##### RAW RECORDS
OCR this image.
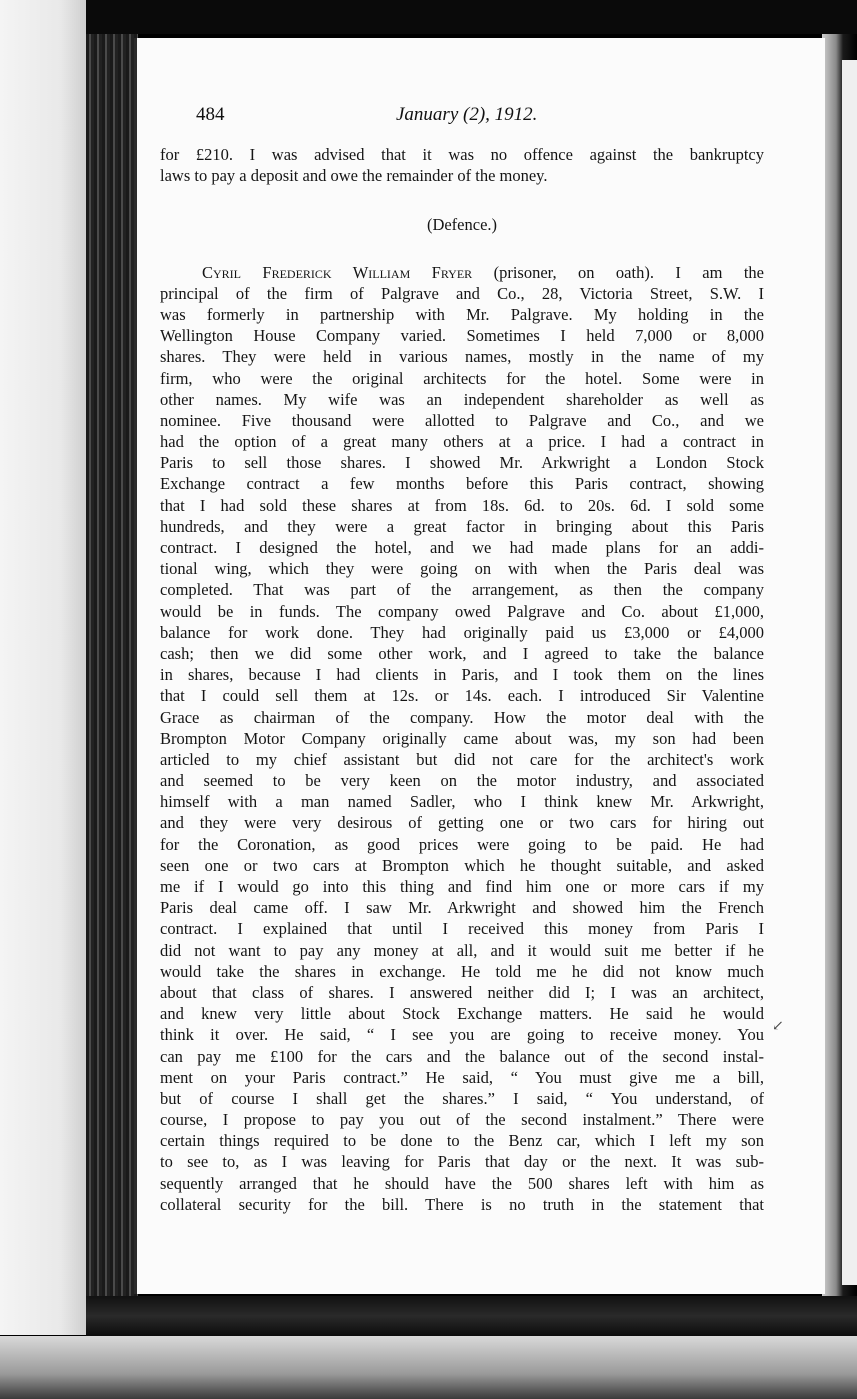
484	January (2), 1912.
for £210. I was advised that it was no offence against the bankruptcy
laws to pay a deposit and owe the remainder of the money.
(Defence.)
Cyril Frederick William Fryer (prisoner, on oath). I am the
principal of the firm of Palgrave and Co., 28, Victoria Street, S.W. I
was formerly in partnership with Mr. Palgrave. My holding in the
Wellington House Company varied. Sometimes I held 7,000 or 8,000
shares. They were held in various names, mostly in the name of my
firm, who were the original architects for the hotel. Some were in
other names. My wife was an independent shareholder as well as
nominee. Five thousand were allotted to Palgrave and Co., and we
had the option of a great many others at a price. I had a contract in
Paris to sell those shares. I showed Mr. Arkwright a London Stock
Exchange contract a few months before this Paris contract, showing
that I had sold these shares at from 18s. 6d. to 20s. 6d. I sold some
hundreds, and they were a great factor in bringing about this Paris
contract. I designed the hotel, and we had made plans for an addi-
tional wing, which they were going on with when the Paris deal was
completed. That was part of the arrangement, as then the company
would be in funds. The company owed Palgrave and Co. about £1,000,
balance for work done. They had originally paid us £3,000 or £4,000
cash; then we did some other work, and I agreed to take the balance
in shares, because I had clients in Paris, and I took them on the lines
that I could sell them at 12s. or 14s. each. I introduced Sir Valentine
Grace as chairman of the company. How the motor deal with the
Brompton Motor Company originally came about was, my son had been
articled to my chief assistant but did not care for the architect's work
and seemed to be very keen on the motor industry, and associated
himself with a man named Sadler, who I think knew Mr. Arkwright,
and they were very desirous of getting one or two cars for hiring out
for the Coronation, as good prices were going to be paid. He had
seen one or two cars at Brompton which he thought suitable, and asked
me if I would go into this thing and find him one or more cars if my
Paris deal came off. I saw Mr. Arkwright and showed him the French
contract. I explained that until I received this money from Paris I
did not want to pay any money at all, and it would suit me better if he
would take the shares in exchange. He told me he did not know much
about that class of shares. I answered neither did I; I was an architect,
and knew very little about Stock Exchange matters. He said he would
think it over. He said, “ I see you are going to receive money. You
can pay me £100 for the cars and the balance out of the second instal-
ment on your Paris contract.” He said, “ You must give me a bill,
but of course I shall get the shares.” I said, “ You understand, of
course, I propose to pay you out of the second instalment.” There were
certain things required to be done to the Benz car, which I left my son
to see to, as I was leaving for Paris that day or the next. It was sub-
sequently arranged that he should have the 500 shares left with him as
collateral security for the bill. There is no truth in the statement that
↙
##########
DIRECTION:
Quote the records in their entirety, keeping the wording exact and excluding pictures.

EXERCISE ANSWER:
OCR this image.
484	January (2), 1912.
for £210. I was advised that it was no offence against the bankruptcy
laws to pay a deposit and owe the remainder of the money.
(Defence.)
Cyril Frederick William Fryer (prisoner, on oath). I am the
principal of the firm of Palgrave and Co., 28, Victoria Street, S.W. I
was formerly in partnership with Mr. Palgrave. My holding in the
Wellington House Company varied. Sometimes I held 7,000 or 8,000
shares. They were held in various names, mostly in the name of my
firm, who were the original architects for the hotel. Some were in
other names. My wife was an independent shareholder as well as
nominee. Five thousand were allotted to Palgrave and Co., and we
had the option of a great many others at a price. I had a contract in
Paris to sell those shares. I showed Mr. Arkwright a London Stock
Exchange contract a few months before this Paris contract, showing
that I had sold these shares at from 18s. 6d. to 20s. 6d. I sold some
hundreds, and they were a great factor in bringing about this Paris
contract. I designed the hotel, and we had made plans for an addi-
tional wing, which they were going on with when the Paris deal was
completed. That was part of the arrangement, as then the company
would be in funds. The company owed Palgrave and Co. about £1,000,
balance for work done. They had originally paid us £3,000 or £4,000
cash; then we did some other work, and I agreed to take the balance
in shares, because I had clients in Paris, and I took them on the lines
that I could sell them at 12s. or 14s. each. I introduced Sir Valentine
Grace as chairman of the company. How the motor deal with the
Brompton Motor Company originally came about was, my son had been
articled to my chief assistant but did not care for the architect's work
and seemed to be very keen on the motor industry, and associated
himself with a man named Sadler, who I think knew Mr. Arkwright,
and they were very desirous of getting one or two cars for hiring out
for the Coronation, as good prices were going to be paid. He had
seen one or two cars at Brompton which he thought suitable, and asked
me if I would go into this thing and find him one or more cars if my
Paris deal came off. I saw Mr. Arkwright and showed him the French
contract. I explained that until I received this money from Paris I
did not want to pay any money at all, and it would suit me better if he
would take the shares in exchange. He told me he did not know much
about that class of shares. I answered neither did I; I was an architect,
and knew very little about Stock Exchange matters. He said he would
think it over. He said, “ I see you are going to receive money. You
can pay me £100 for the cars and the balance out of the second instal-
ment on your Paris contract.” He said, “ You must give me a bill,
but of course I shall get the shares.” I said, “ You understand, of
course, I propose to pay you out of the second instalment.” There were
certain things required to be done to the Benz car, which I left my son
to see to, as I was leaving for Paris that day or the next. It was sub-
sequently arranged that he should have the 500 shares left with him as
collateral security for the bill. There is no truth in the statement that
↙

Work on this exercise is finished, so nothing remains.